Page segmentation data
* * * * *
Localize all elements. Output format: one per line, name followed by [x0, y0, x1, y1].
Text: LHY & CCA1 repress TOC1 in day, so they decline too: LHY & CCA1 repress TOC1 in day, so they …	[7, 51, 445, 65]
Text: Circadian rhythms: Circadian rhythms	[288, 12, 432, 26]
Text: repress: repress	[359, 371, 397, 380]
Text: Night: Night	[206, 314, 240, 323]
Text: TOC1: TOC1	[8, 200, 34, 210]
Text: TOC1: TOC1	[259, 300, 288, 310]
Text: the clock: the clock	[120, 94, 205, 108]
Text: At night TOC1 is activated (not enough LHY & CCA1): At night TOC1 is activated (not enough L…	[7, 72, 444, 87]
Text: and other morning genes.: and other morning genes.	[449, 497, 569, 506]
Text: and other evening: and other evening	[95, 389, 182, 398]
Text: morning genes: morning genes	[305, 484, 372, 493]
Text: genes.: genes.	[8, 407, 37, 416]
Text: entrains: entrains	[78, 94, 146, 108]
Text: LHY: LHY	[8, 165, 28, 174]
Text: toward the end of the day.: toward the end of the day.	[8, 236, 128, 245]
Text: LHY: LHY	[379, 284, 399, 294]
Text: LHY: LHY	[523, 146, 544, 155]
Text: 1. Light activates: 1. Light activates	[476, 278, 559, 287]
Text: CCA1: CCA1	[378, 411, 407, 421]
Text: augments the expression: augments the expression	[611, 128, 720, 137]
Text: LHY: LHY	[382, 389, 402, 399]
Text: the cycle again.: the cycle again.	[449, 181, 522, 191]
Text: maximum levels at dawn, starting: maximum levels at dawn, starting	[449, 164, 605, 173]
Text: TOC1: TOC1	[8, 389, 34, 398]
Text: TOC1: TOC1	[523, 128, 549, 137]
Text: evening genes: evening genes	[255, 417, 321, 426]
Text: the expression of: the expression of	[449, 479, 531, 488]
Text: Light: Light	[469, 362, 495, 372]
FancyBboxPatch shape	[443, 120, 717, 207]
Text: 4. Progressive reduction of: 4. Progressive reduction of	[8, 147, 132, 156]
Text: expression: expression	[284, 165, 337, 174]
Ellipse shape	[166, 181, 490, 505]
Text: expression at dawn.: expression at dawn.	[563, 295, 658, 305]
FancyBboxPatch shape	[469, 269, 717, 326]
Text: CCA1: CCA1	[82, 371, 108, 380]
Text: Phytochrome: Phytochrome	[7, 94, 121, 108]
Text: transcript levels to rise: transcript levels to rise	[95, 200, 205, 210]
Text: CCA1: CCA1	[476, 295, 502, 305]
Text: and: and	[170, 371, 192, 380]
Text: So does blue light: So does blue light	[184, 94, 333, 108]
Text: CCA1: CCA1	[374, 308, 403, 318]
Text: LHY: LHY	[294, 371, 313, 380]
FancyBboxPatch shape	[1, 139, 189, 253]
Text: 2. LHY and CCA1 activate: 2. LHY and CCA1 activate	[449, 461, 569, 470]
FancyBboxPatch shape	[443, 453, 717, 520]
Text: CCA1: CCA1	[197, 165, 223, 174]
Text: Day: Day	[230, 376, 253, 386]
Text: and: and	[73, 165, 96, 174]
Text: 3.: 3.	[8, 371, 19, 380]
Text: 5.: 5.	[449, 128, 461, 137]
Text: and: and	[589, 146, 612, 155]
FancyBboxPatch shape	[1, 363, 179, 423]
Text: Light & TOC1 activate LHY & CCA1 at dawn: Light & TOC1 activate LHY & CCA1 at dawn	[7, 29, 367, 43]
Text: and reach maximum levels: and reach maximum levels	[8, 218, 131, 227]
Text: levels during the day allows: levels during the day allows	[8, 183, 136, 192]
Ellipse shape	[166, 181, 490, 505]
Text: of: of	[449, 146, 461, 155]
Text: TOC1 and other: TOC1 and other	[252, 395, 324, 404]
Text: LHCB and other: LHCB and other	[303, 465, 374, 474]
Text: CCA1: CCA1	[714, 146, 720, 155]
* * * * *
Each line of the data that contains "levels" belongs in the answer.

Text: maximum levels at dawn, starting: maximum levels at dawn, starting	[449, 164, 605, 173]
Text: transcript levels to rise: transcript levels to rise	[95, 200, 205, 210]
Text: and reach maximum levels: and reach maximum levels	[8, 218, 131, 227]
Text: levels during the day allows: levels during the day allows	[8, 183, 136, 192]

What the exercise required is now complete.